◆ RECORDS FOR THE TASK
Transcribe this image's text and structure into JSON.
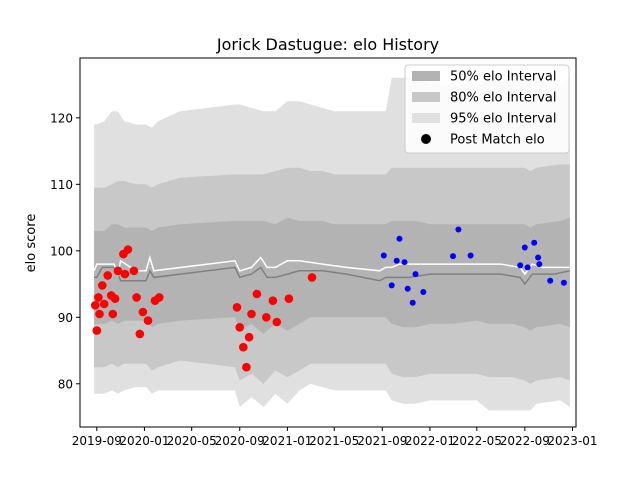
{
  "chart_data": {
    "type": "scatter",
    "title": "Jorick Dastugue: elo History",
    "xlabel": "",
    "ylabel": "elo score",
    "xlim": [
      "2019-07-20",
      "2023-01-10"
    ],
    "ylim": [
      73.5,
      129
    ],
    "x_ticks": [
      {
        "date": "2019-09-01",
        "label": "2019-09"
      },
      {
        "date": "2020-01-01",
        "label": "2020-01"
      },
      {
        "date": "2020-05-01",
        "label": "2020-05"
      },
      {
        "date": "2020-09-01",
        "label": "2020-09"
      },
      {
        "date": "2021-01-01",
        "label": "2021-01"
      },
      {
        "date": "2021-05-01",
        "label": "2021-05"
      },
      {
        "date": "2021-09-01",
        "label": "2021-09"
      },
      {
        "date": "2022-01-01",
        "label": "2022-01"
      },
      {
        "date": "2022-05-01",
        "label": "2022-05"
      },
      {
        "date": "2022-09-01",
        "label": "2022-09"
      },
      {
        "date": "2023-01-01",
        "label": "2023-01"
      }
    ],
    "y_ticks": [
      80,
      90,
      100,
      110,
      120
    ],
    "grid": false,
    "legend": {
      "position": "top-right",
      "entries": [
        {
          "label": "50% elo Interval",
          "kind": "patch",
          "color": "#b3b3b3"
        },
        {
          "label": "80% elo Interval",
          "kind": "patch",
          "color": "#c8c8c8"
        },
        {
          "label": "95% elo Interval",
          "kind": "patch",
          "color": "#e0e0e0"
        },
        {
          "label": "Post Match elo",
          "kind": "dot",
          "color": "#000000"
        }
      ]
    },
    "colors": {
      "band95": "#e0e0e0",
      "band80": "#c8c8c8",
      "band50": "#b3b3b3",
      "median_line": "#808080",
      "mean_line": "#ffffff",
      "red_points": "#ff0000",
      "blue_points": "#0000ff"
    },
    "bands": {
      "x": [
        "2019-08-25",
        "2019-09-01",
        "2019-09-20",
        "2019-10-10",
        "2019-10-25",
        "2019-11-10",
        "2019-12-10",
        "2020-01-05",
        "2020-01-20",
        "2020-02-05",
        "2020-04-01",
        "2020-08-20",
        "2020-09-01",
        "2020-10-01",
        "2020-11-01",
        "2020-12-01",
        "2021-01-01",
        "2021-02-01",
        "2021-03-01",
        "2021-04-01",
        "2021-05-01",
        "2021-06-01",
        "2021-08-25",
        "2021-09-10",
        "2021-09-25",
        "2021-10-25",
        "2021-11-25",
        "2022-01-01",
        "2022-03-01",
        "2022-05-01",
        "2022-06-01",
        "2022-08-01",
        "2022-09-01",
        "2022-09-15",
        "2022-10-01",
        "2022-12-01",
        "2022-12-25"
      ],
      "p95_low": [
        78.5,
        78.5,
        78.5,
        79.0,
        78.5,
        79.0,
        79.5,
        79.5,
        78.5,
        79.0,
        79.0,
        79.0,
        76.5,
        78.0,
        76.5,
        78.5,
        77.0,
        79.0,
        80.0,
        79.5,
        79.0,
        79.0,
        79.0,
        79.0,
        77.5,
        77.0,
        77.0,
        77.5,
        77.5,
        77.5,
        76.0,
        76.0,
        76.0,
        76.0,
        77.0,
        77.5,
        76.5
      ],
      "p80_low": [
        82.5,
        82.5,
        82.5,
        83.0,
        82.5,
        83.0,
        83.0,
        83.0,
        82.0,
        82.5,
        83.5,
        82.5,
        80.5,
        81.5,
        80.0,
        82.0,
        81.0,
        82.0,
        83.0,
        83.0,
        83.0,
        83.0,
        83.0,
        83.0,
        81.5,
        81.0,
        81.0,
        81.5,
        81.5,
        81.5,
        81.0,
        81.0,
        80.5,
        80.0,
        80.5,
        81.0,
        80.5
      ],
      "p50_low": [
        89.0,
        89.0,
        89.0,
        89.5,
        89.0,
        89.5,
        89.5,
        89.5,
        88.5,
        89.0,
        89.5,
        90.0,
        88.0,
        89.0,
        87.5,
        89.0,
        88.0,
        89.0,
        90.0,
        90.0,
        90.0,
        90.0,
        90.0,
        90.0,
        89.0,
        88.5,
        88.5,
        89.0,
        89.0,
        89.5,
        89.0,
        89.0,
        88.5,
        88.0,
        88.5,
        89.0,
        88.5
      ],
      "p50_high": [
        103.0,
        103.0,
        103.0,
        104.0,
        104.0,
        103.5,
        103.5,
        103.5,
        103.0,
        103.5,
        104.0,
        104.5,
        104.5,
        104.5,
        104.5,
        104.0,
        105.0,
        104.5,
        104.5,
        104.5,
        104.0,
        104.0,
        104.0,
        104.0,
        104.5,
        104.5,
        104.5,
        104.0,
        104.0,
        104.0,
        104.0,
        104.0,
        104.0,
        103.5,
        104.0,
        104.5,
        105.0
      ],
      "p80_high": [
        109.5,
        109.5,
        109.5,
        110.0,
        110.5,
        110.5,
        110.0,
        110.0,
        109.5,
        110.0,
        111.0,
        111.5,
        111.5,
        111.5,
        111.5,
        112.0,
        112.5,
        112.5,
        112.0,
        112.0,
        111.5,
        111.5,
        111.5,
        111.5,
        112.5,
        112.5,
        112.5,
        112.5,
        112.5,
        112.5,
        112.5,
        112.5,
        112.5,
        112.0,
        112.5,
        113.0,
        113.0
      ],
      "p95_high": [
        119.0,
        119.0,
        119.5,
        121.0,
        121.0,
        119.5,
        119.0,
        119.0,
        118.5,
        119.5,
        121.0,
        122.0,
        122.0,
        121.5,
        121.0,
        121.0,
        122.5,
        122.5,
        122.0,
        121.5,
        121.0,
        121.0,
        121.0,
        121.0,
        126.0,
        126.0,
        126.0,
        125.0,
        125.0,
        125.0,
        125.5,
        125.5,
        125.5,
        125.0,
        125.5,
        125.0,
        126.0
      ]
    },
    "median_line": {
      "x": [
        "2019-08-25",
        "2019-09-01",
        "2019-09-15",
        "2019-10-15",
        "2019-10-25",
        "2019-11-01",
        "2019-12-10",
        "2020-01-05",
        "2020-01-15",
        "2020-01-25",
        "2020-08-20",
        "2020-09-01",
        "2020-10-01",
        "2020-10-25",
        "2020-11-10",
        "2020-12-01",
        "2021-01-01",
        "2021-02-01",
        "2021-04-01",
        "2021-06-01",
        "2021-08-25",
        "2021-09-10",
        "2021-09-25",
        "2021-10-15",
        "2021-11-10",
        "2022-01-01",
        "2022-03-01",
        "2022-05-01",
        "2022-07-01",
        "2022-08-20",
        "2022-09-01",
        "2022-09-20",
        "2022-10-15",
        "2022-11-15",
        "2022-12-25"
      ],
      "values": [
        96.0,
        96.0,
        97.5,
        97.5,
        96.5,
        95.5,
        95.5,
        95.5,
        97.0,
        96.0,
        97.5,
        96.0,
        96.5,
        97.5,
        96.0,
        96.0,
        96.5,
        97.0,
        97.0,
        96.5,
        95.5,
        96.0,
        96.0,
        96.0,
        96.0,
        96.5,
        96.5,
        96.5,
        96.5,
        96.0,
        95.0,
        96.5,
        96.5,
        96.5,
        97.0
      ]
    },
    "mean_line": {
      "x": [
        "2019-08-25",
        "2019-09-01",
        "2019-09-15",
        "2019-10-15",
        "2019-10-25",
        "2019-11-01",
        "2019-12-10",
        "2020-01-05",
        "2020-01-15",
        "2020-01-25",
        "2020-08-20",
        "2020-09-01",
        "2020-10-01",
        "2020-10-25",
        "2020-11-10",
        "2020-12-01",
        "2021-01-01",
        "2021-02-01",
        "2021-04-01",
        "2021-06-01",
        "2021-08-25",
        "2021-09-10",
        "2021-09-25",
        "2021-10-15",
        "2021-11-10",
        "2022-01-01",
        "2022-03-01",
        "2022-05-01",
        "2022-07-01",
        "2022-08-20",
        "2022-09-01",
        "2022-09-20",
        "2022-10-15",
        "2022-11-15",
        "2022-12-25"
      ],
      "values": [
        97.0,
        98.0,
        98.0,
        98.0,
        96.5,
        98.5,
        97.0,
        97.0,
        99.0,
        97.0,
        98.5,
        97.0,
        97.5,
        99.0,
        97.5,
        97.5,
        98.5,
        98.5,
        98.0,
        97.5,
        97.0,
        97.5,
        97.5,
        98.0,
        98.0,
        98.0,
        98.0,
        98.0,
        98.0,
        97.5,
        96.5,
        98.0,
        97.5,
        97.5,
        97.5
      ]
    },
    "series": [
      {
        "color": "red",
        "x": [
          "2019-08-28",
          "2019-09-01",
          "2019-09-05",
          "2019-09-08",
          "2019-09-15",
          "2019-09-20",
          "2019-09-29",
          "2019-10-08",
          "2019-10-12",
          "2019-10-18",
          "2019-10-25",
          "2019-11-08",
          "2019-11-12",
          "2019-11-20",
          "2019-12-05",
          "2019-12-12",
          "2019-12-20",
          "2019-12-28",
          "2020-01-10",
          "2020-01-28",
          "2020-02-08",
          "2020-08-25",
          "2020-09-01",
          "2020-09-10",
          "2020-09-18",
          "2020-09-25",
          "2020-10-01",
          "2020-10-15",
          "2020-11-08",
          "2020-11-25",
          "2020-12-05",
          "2021-01-05",
          "2021-03-05"
        ],
        "y": [
          91.8,
          88.0,
          93.0,
          90.5,
          94.8,
          92.0,
          96.3,
          93.3,
          90.5,
          92.8,
          97.0,
          99.5,
          96.5,
          100.2,
          97.0,
          93.0,
          87.5,
          90.8,
          89.5,
          92.5,
          93.0,
          91.5,
          88.5,
          85.5,
          82.5,
          87.0,
          90.5,
          93.5,
          90.0,
          92.5,
          89.3,
          92.8,
          96.0
        ]
      },
      {
        "color": "blue",
        "x": [
          "2021-09-05",
          "2021-09-25",
          "2021-10-08",
          "2021-10-15",
          "2021-10-28",
          "2021-11-05",
          "2021-11-18",
          "2021-11-25",
          "2021-12-15",
          "2022-03-01",
          "2022-03-15",
          "2022-04-15",
          "2022-08-20",
          "2022-09-01",
          "2022-09-08",
          "2022-09-25",
          "2022-10-05",
          "2022-10-08",
          "2022-11-05",
          "2022-12-10"
        ],
        "y": [
          99.3,
          94.8,
          98.5,
          101.8,
          98.3,
          94.3,
          92.2,
          96.5,
          93.8,
          99.2,
          103.2,
          99.3,
          97.8,
          100.5,
          97.5,
          101.2,
          99.0,
          98.0,
          95.5,
          95.2
        ]
      }
    ]
  }
}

◆ WHAT IS BEING ASKED
In the listing above, how many lines include the word "date"? Answer with the number and nothing more.

◆ EXERCISE RESULT
11